What to produce: Wherever the word "name" appears in a line, extract that line.

Stored data:
╭──

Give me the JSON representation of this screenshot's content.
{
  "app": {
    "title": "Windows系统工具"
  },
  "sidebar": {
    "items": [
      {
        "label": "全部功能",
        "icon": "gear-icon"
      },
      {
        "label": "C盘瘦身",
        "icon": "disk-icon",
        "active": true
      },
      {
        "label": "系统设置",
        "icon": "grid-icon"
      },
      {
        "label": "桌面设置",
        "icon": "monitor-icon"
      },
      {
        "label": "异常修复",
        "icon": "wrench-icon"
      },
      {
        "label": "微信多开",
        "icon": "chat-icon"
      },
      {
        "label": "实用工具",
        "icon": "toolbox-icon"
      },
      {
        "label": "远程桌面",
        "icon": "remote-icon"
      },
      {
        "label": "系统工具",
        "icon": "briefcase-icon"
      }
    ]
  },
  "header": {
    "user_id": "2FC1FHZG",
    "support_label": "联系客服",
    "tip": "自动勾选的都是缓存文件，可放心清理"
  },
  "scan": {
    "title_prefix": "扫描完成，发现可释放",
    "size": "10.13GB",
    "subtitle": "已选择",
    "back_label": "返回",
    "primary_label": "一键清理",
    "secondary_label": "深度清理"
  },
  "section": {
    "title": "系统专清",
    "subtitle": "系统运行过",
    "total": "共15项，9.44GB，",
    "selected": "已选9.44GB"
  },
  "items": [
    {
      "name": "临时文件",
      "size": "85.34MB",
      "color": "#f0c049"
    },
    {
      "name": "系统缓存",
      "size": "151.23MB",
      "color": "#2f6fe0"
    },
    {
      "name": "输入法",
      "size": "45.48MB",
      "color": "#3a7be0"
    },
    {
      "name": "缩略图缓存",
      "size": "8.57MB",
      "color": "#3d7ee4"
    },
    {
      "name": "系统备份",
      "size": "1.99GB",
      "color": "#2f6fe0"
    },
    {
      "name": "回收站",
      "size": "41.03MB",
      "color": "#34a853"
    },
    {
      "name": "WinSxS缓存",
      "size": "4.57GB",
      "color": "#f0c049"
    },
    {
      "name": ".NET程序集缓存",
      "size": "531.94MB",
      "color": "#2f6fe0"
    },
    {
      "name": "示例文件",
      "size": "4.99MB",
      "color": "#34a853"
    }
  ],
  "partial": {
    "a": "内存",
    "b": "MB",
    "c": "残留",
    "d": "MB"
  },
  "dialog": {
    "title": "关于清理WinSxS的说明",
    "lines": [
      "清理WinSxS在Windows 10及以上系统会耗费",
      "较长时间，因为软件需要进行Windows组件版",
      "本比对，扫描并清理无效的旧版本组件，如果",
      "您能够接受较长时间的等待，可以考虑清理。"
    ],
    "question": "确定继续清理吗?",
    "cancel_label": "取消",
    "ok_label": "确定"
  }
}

╰──

Full output:
      "name": "临时文件",
      "name": "系统缓存",
      "name": "输入法",
      "name": "缩略图缓存",
      "name": "系统备份",
      "name": "回收站",
      "name": "WinSxS缓存",
      "name": ".NET程序集缓存",
      "name": "示例文件",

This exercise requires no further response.